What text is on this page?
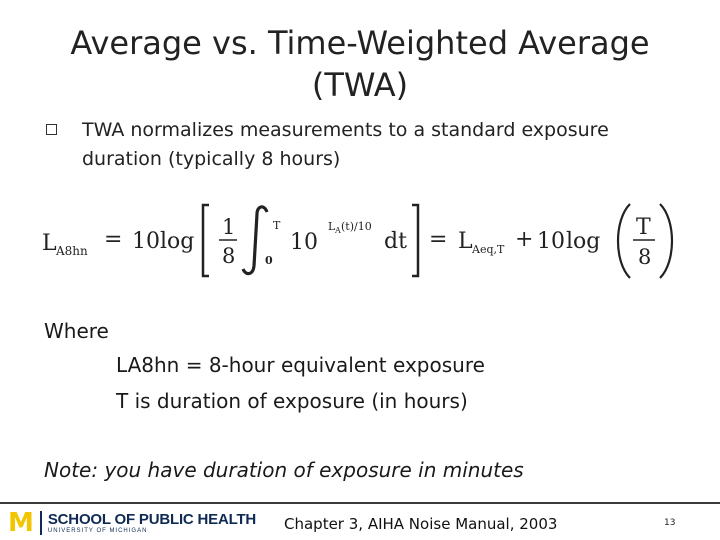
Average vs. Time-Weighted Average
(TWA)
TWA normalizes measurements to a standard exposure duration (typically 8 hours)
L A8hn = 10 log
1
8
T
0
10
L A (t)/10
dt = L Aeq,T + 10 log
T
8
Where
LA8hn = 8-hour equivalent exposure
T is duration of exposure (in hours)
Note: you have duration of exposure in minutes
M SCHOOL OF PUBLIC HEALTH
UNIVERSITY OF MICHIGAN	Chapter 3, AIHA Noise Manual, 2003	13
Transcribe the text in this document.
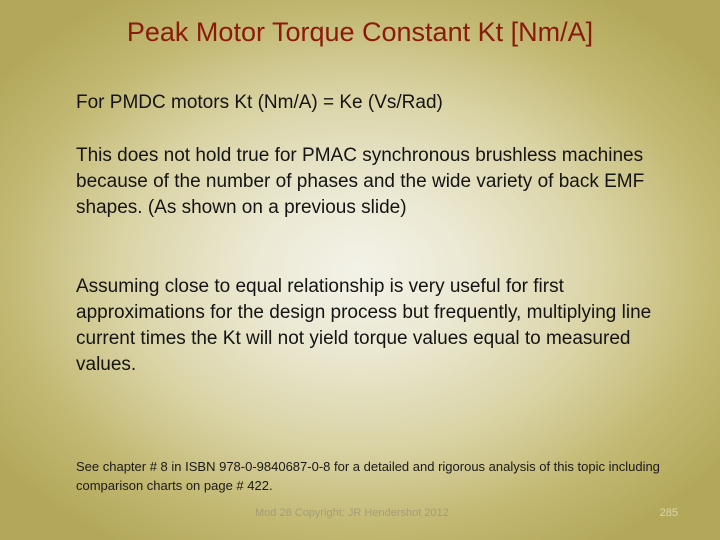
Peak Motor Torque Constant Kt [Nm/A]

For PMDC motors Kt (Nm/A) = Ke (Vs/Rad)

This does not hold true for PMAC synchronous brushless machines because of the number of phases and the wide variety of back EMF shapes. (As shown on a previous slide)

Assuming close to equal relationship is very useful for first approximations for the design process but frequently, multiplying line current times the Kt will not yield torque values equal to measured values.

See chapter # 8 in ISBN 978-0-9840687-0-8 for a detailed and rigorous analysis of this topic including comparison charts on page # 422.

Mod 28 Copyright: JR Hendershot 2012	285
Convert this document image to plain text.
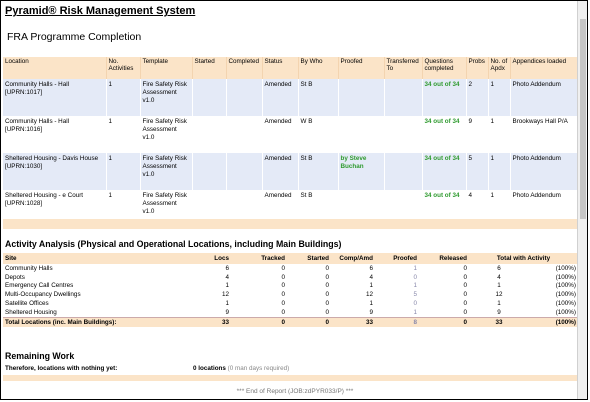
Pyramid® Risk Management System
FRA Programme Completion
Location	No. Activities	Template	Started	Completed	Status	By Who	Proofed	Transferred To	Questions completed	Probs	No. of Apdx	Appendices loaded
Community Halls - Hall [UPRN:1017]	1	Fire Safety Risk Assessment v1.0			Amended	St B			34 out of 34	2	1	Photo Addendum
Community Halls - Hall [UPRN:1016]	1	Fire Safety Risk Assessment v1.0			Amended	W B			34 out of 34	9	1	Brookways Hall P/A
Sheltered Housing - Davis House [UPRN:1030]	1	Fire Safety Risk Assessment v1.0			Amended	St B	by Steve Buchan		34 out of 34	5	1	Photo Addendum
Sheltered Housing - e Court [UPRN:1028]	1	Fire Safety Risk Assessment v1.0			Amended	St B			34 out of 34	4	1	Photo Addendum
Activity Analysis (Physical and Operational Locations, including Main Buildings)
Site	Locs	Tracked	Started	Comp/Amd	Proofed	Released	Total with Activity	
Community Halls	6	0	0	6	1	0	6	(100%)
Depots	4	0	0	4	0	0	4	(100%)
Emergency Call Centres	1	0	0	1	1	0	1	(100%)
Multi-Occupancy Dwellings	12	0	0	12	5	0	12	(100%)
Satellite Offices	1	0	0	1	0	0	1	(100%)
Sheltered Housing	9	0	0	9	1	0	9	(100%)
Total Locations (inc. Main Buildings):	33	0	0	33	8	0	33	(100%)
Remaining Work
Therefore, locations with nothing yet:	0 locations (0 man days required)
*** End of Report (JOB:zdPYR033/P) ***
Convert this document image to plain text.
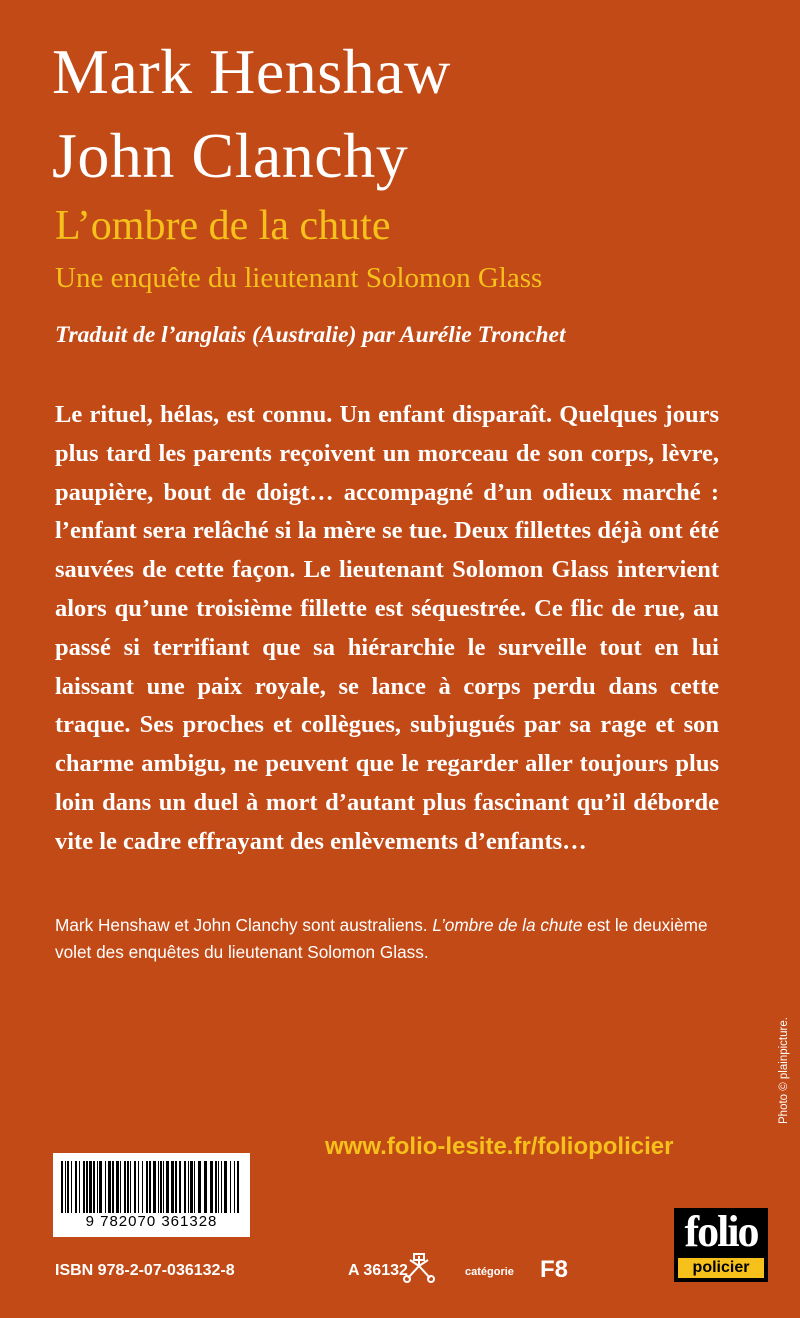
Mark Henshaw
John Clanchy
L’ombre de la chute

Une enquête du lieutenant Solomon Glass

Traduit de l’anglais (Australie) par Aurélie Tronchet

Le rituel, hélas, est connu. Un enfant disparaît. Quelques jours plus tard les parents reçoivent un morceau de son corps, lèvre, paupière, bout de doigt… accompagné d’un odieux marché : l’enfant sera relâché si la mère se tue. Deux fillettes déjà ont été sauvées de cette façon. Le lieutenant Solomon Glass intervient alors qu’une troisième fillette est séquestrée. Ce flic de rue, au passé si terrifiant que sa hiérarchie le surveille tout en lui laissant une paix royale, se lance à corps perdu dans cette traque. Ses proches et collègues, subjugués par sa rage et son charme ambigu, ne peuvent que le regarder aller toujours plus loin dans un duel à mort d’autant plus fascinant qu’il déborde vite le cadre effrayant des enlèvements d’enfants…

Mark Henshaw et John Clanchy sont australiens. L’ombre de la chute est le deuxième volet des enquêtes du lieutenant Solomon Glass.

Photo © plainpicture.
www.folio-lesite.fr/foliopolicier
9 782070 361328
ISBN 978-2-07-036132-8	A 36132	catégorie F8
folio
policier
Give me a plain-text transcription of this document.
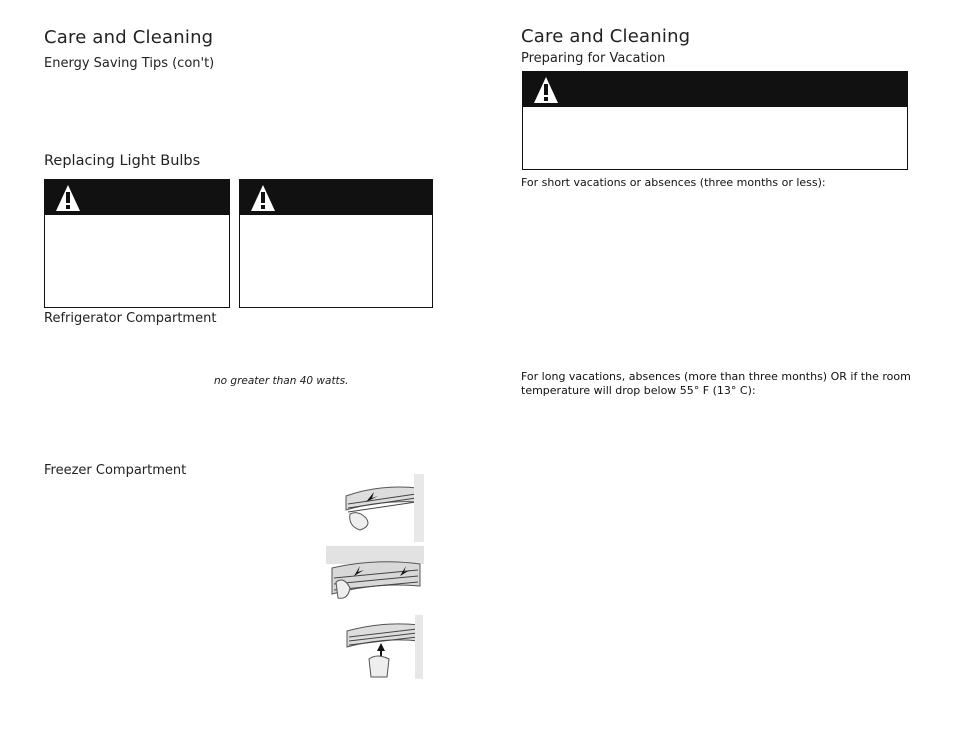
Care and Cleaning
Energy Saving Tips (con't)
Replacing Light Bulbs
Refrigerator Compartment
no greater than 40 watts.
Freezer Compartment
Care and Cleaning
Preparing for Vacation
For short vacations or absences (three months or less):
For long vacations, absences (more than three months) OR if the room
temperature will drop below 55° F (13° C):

§ **DIRECTIONS**
Read the entries above, then pull out the lines that include "Photo".

§ **SOLUTION**
Community Halls - Hall [UPRN:1017]	1	Fire Safety Risk Assessment v1.0			Amended	St B			34 out of 34	2	1	Photo Addendum
Sheltered Housing - Davis House [UPRN:1030]	1	Fire Safety Risk Assessment v1.0			Amended	St B	by Steve Buchan		34 out of 34	5	1	Photo Addendum
Sheltered Housing - e Court [UPRN:1028]	1	Fire Safety Risk Assessment v1.0			Amended	St B			34 out of 34	4	1	Photo Addendum
Photo © plainpicture.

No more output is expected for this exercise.